• Task to carry out
Find the string "dinſte" in the data, and copy out each line that has it.

[Data entries]
----
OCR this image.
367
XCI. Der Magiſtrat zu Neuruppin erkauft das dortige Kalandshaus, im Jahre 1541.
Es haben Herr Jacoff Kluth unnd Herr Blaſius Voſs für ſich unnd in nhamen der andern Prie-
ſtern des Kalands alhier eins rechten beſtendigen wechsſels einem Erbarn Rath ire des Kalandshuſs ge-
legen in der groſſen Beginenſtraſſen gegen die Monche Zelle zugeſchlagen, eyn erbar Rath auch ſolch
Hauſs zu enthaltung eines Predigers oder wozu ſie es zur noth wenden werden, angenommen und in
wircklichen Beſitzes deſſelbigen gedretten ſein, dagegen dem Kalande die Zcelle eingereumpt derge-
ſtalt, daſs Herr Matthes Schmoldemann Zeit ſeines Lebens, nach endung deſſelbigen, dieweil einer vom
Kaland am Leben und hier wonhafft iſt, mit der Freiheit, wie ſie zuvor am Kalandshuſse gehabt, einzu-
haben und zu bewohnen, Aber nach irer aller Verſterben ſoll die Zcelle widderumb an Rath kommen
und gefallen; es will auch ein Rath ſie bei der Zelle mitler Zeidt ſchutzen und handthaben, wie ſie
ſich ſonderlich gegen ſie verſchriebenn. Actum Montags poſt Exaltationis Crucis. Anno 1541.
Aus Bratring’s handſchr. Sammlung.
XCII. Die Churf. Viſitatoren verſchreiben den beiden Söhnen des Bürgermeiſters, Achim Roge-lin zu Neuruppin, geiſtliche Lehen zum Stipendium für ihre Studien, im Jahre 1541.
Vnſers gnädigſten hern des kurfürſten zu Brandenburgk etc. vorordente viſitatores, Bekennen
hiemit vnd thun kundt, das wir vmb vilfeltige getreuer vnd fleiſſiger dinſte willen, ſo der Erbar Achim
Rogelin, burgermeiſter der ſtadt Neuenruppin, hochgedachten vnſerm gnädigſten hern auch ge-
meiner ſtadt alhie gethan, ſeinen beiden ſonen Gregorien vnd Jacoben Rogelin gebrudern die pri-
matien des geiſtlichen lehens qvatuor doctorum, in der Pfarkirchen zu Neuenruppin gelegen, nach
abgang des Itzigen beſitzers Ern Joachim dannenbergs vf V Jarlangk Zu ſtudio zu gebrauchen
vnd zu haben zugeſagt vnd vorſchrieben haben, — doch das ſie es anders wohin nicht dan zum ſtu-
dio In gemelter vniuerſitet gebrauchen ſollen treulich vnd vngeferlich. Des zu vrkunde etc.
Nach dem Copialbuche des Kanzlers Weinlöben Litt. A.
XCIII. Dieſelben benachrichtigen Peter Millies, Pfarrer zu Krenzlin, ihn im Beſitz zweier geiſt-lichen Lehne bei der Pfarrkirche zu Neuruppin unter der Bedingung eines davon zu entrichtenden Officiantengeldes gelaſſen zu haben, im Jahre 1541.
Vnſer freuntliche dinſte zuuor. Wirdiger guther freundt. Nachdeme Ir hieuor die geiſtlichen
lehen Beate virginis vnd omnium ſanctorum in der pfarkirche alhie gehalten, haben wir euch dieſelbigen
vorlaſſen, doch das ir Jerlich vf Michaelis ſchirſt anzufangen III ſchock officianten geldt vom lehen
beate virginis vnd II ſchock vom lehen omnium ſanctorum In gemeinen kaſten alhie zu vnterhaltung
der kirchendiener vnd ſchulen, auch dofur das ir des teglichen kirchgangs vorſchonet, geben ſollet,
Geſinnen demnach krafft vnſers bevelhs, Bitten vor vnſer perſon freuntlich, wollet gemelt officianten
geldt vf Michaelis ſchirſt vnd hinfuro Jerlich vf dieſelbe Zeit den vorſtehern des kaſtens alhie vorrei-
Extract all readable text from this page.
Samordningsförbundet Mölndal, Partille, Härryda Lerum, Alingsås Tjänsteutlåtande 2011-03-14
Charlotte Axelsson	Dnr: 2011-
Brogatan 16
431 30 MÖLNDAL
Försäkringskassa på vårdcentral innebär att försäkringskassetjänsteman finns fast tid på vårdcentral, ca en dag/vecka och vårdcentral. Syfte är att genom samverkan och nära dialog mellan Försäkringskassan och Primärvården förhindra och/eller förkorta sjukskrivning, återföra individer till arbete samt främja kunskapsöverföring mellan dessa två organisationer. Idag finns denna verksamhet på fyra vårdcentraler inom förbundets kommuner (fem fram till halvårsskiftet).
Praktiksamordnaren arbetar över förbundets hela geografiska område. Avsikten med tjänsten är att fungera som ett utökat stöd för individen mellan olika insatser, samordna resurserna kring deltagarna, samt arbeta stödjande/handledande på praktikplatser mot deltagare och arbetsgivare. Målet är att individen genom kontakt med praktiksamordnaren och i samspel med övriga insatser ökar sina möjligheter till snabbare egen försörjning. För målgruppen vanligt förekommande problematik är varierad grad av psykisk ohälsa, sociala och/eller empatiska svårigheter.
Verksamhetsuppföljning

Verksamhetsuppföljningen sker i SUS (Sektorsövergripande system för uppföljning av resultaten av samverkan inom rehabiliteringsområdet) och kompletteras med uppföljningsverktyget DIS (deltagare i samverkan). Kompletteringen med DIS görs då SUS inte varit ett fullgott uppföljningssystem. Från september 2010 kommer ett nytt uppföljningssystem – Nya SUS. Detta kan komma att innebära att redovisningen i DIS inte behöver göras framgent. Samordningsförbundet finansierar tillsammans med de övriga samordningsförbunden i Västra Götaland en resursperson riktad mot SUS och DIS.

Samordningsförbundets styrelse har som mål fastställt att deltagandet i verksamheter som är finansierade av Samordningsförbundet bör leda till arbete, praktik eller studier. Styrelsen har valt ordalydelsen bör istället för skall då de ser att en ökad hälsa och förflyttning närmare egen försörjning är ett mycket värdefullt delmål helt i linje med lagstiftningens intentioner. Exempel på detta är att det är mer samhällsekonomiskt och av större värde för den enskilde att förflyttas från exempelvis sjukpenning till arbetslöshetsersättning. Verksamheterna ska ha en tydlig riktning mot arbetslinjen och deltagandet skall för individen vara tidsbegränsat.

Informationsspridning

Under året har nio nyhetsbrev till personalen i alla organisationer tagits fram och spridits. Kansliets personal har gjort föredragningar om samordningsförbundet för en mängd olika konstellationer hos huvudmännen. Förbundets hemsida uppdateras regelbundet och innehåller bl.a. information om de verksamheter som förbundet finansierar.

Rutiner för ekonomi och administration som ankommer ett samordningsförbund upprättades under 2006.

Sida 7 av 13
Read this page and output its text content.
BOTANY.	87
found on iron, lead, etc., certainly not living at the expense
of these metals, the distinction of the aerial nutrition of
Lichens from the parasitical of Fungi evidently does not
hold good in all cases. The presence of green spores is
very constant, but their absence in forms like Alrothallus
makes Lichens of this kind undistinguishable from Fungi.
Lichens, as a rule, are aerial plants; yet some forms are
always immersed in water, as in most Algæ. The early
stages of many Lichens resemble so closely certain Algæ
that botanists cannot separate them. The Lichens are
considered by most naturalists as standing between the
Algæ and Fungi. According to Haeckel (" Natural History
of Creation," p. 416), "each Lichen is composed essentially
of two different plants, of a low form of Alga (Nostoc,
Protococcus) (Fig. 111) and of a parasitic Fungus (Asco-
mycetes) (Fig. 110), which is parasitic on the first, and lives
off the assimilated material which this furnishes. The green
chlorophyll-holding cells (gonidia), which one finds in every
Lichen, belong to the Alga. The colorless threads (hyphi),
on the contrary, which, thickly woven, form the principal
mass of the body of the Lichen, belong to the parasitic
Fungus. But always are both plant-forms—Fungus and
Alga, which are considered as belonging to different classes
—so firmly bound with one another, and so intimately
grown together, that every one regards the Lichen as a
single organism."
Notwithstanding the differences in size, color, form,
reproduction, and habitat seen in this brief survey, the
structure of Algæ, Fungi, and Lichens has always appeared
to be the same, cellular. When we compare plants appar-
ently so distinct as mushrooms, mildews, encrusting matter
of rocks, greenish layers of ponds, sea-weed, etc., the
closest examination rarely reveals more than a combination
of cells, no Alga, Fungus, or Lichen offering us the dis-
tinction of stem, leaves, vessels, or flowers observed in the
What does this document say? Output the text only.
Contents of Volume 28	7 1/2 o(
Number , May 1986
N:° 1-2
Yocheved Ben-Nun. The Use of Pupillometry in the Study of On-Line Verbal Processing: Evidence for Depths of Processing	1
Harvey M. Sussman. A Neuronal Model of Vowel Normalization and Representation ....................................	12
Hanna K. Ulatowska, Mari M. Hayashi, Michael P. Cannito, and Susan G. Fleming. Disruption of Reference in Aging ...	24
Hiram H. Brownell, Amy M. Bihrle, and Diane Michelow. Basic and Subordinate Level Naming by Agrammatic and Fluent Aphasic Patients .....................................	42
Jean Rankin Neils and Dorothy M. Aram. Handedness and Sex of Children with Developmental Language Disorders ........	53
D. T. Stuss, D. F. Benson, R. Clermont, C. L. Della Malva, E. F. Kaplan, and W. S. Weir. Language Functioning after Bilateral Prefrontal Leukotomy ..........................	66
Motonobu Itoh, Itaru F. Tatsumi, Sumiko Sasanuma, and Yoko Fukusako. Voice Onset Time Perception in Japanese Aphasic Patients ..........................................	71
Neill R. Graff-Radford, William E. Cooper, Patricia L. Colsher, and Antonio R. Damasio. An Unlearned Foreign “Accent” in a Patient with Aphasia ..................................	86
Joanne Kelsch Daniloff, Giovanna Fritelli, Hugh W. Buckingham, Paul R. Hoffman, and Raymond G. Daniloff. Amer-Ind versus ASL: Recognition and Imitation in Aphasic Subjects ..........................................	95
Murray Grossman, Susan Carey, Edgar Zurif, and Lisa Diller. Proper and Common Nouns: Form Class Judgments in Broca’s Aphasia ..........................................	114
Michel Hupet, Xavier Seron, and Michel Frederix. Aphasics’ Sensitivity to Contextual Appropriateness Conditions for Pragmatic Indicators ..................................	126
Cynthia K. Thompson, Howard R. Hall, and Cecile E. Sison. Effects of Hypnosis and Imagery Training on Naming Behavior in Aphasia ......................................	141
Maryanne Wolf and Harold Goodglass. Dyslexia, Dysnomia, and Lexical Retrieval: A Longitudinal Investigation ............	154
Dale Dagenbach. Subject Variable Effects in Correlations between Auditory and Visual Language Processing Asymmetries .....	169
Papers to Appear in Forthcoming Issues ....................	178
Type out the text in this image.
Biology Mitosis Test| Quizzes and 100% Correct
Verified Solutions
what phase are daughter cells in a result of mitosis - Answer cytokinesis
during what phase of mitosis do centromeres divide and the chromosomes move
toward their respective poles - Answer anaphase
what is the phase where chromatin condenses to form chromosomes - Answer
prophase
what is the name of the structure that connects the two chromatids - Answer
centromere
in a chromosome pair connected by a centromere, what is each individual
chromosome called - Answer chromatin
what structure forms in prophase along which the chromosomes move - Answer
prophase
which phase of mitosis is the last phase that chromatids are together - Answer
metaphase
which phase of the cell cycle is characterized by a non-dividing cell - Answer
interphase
----
• Answer for the task
hiemit vnd thun kundt, das wir vmb vilfeltige getreuer vnd fleiſſiger dinſte willen, ſo der Erbar Achim
Vnſer freuntliche dinſte zuuor. Wirdiger guther freundt. Nachdeme Ir hieuor die geiſtlichen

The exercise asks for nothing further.